Can you return each line of the records below word for word, leaving the pictures out of your answer?

Element region listings
+--
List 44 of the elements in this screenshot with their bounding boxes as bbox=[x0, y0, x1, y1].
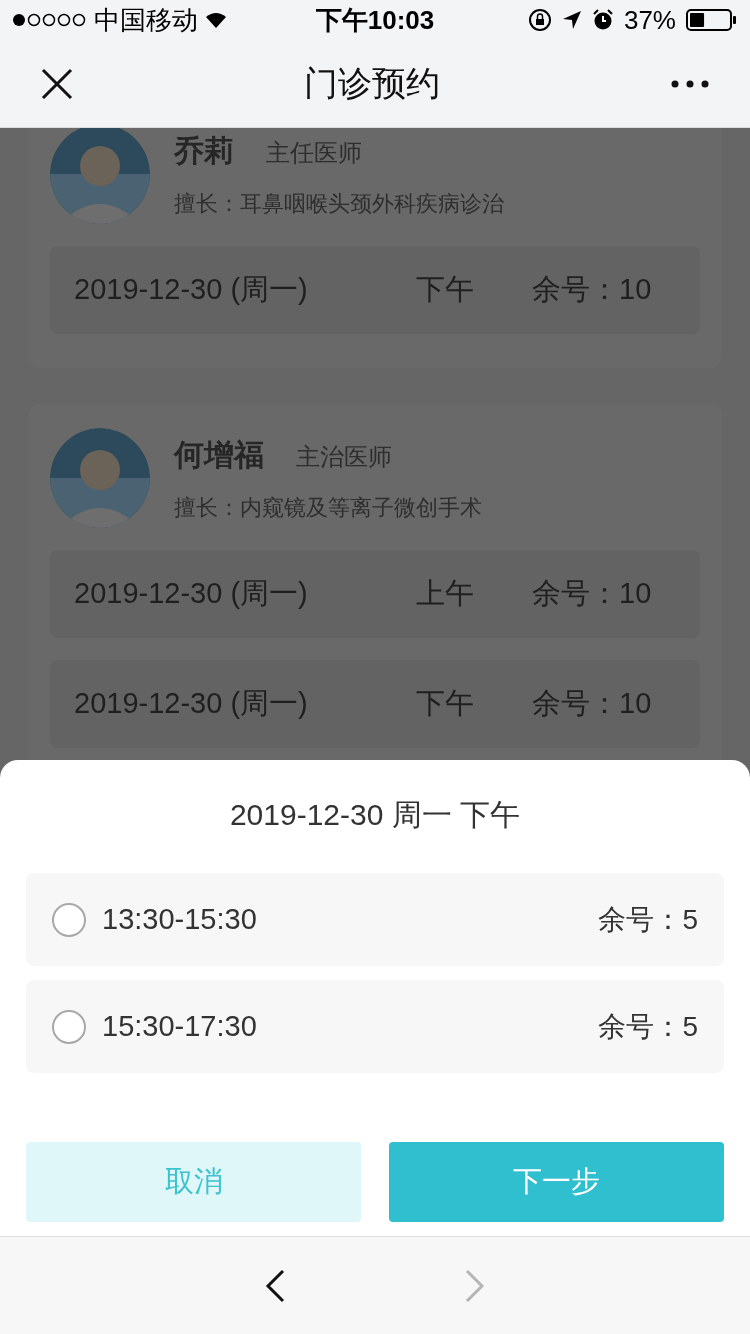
sheet-heading: 2019-12-30 周一 下午 bbox=[229, 797, 521, 833]
slot-date: 2019-12-30 (周一) bbox=[74, 272, 309, 308]
close-button[interactable] bbox=[40, 66, 74, 101]
schedule-row[interactable]: 2019-12-30 (周一) 下午 余号：10 bbox=[50, 660, 700, 748]
time-range: 13:30-15:30 bbox=[102, 901, 258, 937]
cancel-button[interactable]: 取消 bbox=[26, 1142, 361, 1222]
slot-date: 2019-12-30 (周一) bbox=[74, 576, 309, 612]
next-step-button[interactable]: 下一步 bbox=[389, 1142, 724, 1222]
doctor-specialty: 擅长：耳鼻咽喉头颈外科疾病诊治 bbox=[174, 190, 504, 218]
close-icon bbox=[41, 67, 73, 100]
battery-percent: 37% bbox=[623, 3, 676, 37]
time-option[interactable]: 15:30-17:30 余号：5 bbox=[26, 980, 724, 1073]
slot-remaining: 余号：10 bbox=[532, 272, 652, 308]
location-arrow-icon bbox=[561, 10, 582, 30]
wifi-icon bbox=[204, 11, 228, 29]
battery-icon bbox=[686, 8, 738, 32]
doctor-name: 何增福 bbox=[174, 437, 264, 473]
doctor-title: 主治医师 bbox=[296, 442, 392, 472]
schedule-row[interactable]: 2019-12-30 (周一) 下午 余号：10 bbox=[50, 246, 700, 334]
doctor-title: 主任医师 bbox=[266, 138, 362, 168]
slot-remaining: 余号：10 bbox=[532, 686, 652, 722]
schedule-row[interactable]: 2019-12-30 (周一) 上午 余号：10 bbox=[50, 550, 700, 638]
doctor-specialty: 擅长：内窥镜及等离子微创手术 bbox=[174, 494, 482, 522]
chevron-left-icon bbox=[265, 1268, 285, 1303]
chevron-right-icon bbox=[465, 1268, 485, 1303]
rotation-lock-icon bbox=[527, 8, 552, 32]
slot-date: 2019-12-30 (周一) bbox=[74, 686, 309, 722]
remaining-count: 余号：5 bbox=[598, 1009, 698, 1044]
radio-button[interactable] bbox=[52, 902, 86, 937]
carrier-name: 中国移动 bbox=[94, 3, 198, 37]
slot-remaining: 余号：10 bbox=[532, 576, 652, 612]
time-range: 15:30-17:30 bbox=[102, 1008, 258, 1044]
slot-period: 上午 bbox=[416, 576, 475, 612]
status-time: 下午10:03 bbox=[315, 3, 435, 37]
signal-icon bbox=[12, 12, 88, 28]
doctor-name: 乔莉 bbox=[174, 133, 234, 169]
radio-button[interactable] bbox=[52, 1009, 86, 1044]
time-option[interactable]: 13:30-15:30 余号：5 bbox=[26, 873, 724, 966]
remaining-count: 余号：5 bbox=[598, 902, 698, 937]
alarm-icon bbox=[591, 9, 614, 31]
more-icon bbox=[671, 79, 709, 88]
slot-period: 下午 bbox=[416, 686, 475, 722]
slot-period: 下午 bbox=[416, 272, 475, 308]
page-title: 门诊预约 bbox=[304, 63, 440, 104]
+--
**OUTPUT OF THE TASK:**
List 44 of the elements in this screenshot with their bounding boxes as bbox=[x0, y0, x1, y1].
sheet-heading: 2019-12-30 周一 下午 bbox=[229, 797, 521, 833]
slot-date: 2019-12-30 (周一) bbox=[74, 272, 309, 308]
close-button[interactable] bbox=[40, 66, 74, 101]
schedule-row[interactable]: 2019-12-30 (周一) 下午 余号：10 bbox=[50, 660, 700, 748]
time-range: 13:30-15:30 bbox=[102, 901, 258, 937]
cancel-button[interactable]: 取消 bbox=[26, 1142, 361, 1222]
slot-date: 2019-12-30 (周一) bbox=[74, 576, 309, 612]
next-step-button[interactable]: 下一步 bbox=[389, 1142, 724, 1222]
doctor-specialty: 擅长：耳鼻咽喉头颈外科疾病诊治 bbox=[174, 190, 504, 218]
close-icon bbox=[41, 67, 73, 100]
battery-percent: 37% bbox=[623, 3, 676, 37]
time-option[interactable]: 15:30-17:30 余号：5 bbox=[26, 980, 724, 1073]
slot-remaining: 余号：10 bbox=[532, 272, 652, 308]
location-arrow-icon bbox=[561, 10, 582, 30]
wifi-icon bbox=[204, 11, 228, 29]
battery-icon bbox=[686, 8, 738, 32]
doctor-name: 何增福 bbox=[174, 437, 264, 473]
doctor-title: 主治医师 bbox=[296, 442, 392, 472]
schedule-row[interactable]: 2019-12-30 (周一) 下午 余号：10 bbox=[50, 246, 700, 334]
doctor-title: 主任医师 bbox=[266, 138, 362, 168]
slot-remaining: 余号：10 bbox=[532, 686, 652, 722]
schedule-row[interactable]: 2019-12-30 (周一) 上午 余号：10 bbox=[50, 550, 700, 638]
doctor-specialty: 擅长：内窥镜及等离子微创手术 bbox=[174, 494, 482, 522]
chevron-left-icon bbox=[265, 1268, 285, 1303]
chevron-right-icon bbox=[465, 1268, 485, 1303]
rotation-lock-icon bbox=[527, 8, 552, 32]
slot-date: 2019-12-30 (周一) bbox=[74, 686, 309, 722]
remaining-count: 余号：5 bbox=[598, 1009, 698, 1044]
radio-button[interactable] bbox=[52, 902, 86, 937]
carrier-name: 中国移动 bbox=[94, 3, 198, 37]
slot-remaining: 余号：10 bbox=[532, 576, 652, 612]
time-range: 15:30-17:30 bbox=[102, 1008, 258, 1044]
slot-period: 上午 bbox=[416, 576, 475, 612]
status-time: 下午10:03 bbox=[315, 3, 435, 37]
signal-icon bbox=[12, 12, 88, 28]
doctor-name: 乔莉 bbox=[174, 133, 234, 169]
radio-button[interactable] bbox=[52, 1009, 86, 1044]
time-option[interactable]: 13:30-15:30 余号：5 bbox=[26, 873, 724, 966]
remaining-count: 余号：5 bbox=[598, 902, 698, 937]
alarm-icon bbox=[591, 9, 614, 31]
more-icon bbox=[671, 79, 709, 88]
slot-period: 下午 bbox=[416, 686, 475, 722]
slot-period: 下午 bbox=[416, 272, 475, 308]
page-title: 门诊预约 bbox=[304, 63, 440, 104]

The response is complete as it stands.